[What you should do]: Count how many lines contain "true" and reply with that number only.

[Dataset records]:
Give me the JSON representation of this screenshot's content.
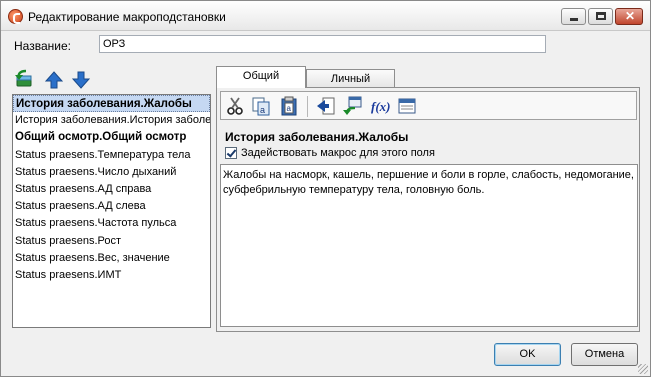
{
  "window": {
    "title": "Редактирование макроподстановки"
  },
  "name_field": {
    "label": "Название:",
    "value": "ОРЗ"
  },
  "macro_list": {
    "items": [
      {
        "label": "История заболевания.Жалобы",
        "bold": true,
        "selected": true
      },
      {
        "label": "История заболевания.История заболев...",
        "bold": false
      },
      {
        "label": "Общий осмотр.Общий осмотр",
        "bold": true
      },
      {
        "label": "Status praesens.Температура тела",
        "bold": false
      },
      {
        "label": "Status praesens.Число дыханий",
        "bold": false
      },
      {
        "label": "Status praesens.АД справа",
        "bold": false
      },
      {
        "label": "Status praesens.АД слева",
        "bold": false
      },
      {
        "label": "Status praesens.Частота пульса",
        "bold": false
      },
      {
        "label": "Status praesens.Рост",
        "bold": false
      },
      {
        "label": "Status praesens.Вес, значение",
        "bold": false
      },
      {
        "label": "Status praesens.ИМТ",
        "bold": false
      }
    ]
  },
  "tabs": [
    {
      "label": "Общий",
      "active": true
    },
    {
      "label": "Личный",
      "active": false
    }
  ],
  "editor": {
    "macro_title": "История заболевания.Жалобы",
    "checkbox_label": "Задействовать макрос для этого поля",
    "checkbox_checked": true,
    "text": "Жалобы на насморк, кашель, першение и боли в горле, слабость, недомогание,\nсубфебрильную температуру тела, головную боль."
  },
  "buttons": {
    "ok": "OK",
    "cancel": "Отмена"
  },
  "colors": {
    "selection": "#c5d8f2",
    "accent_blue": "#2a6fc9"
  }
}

[Result below]: 5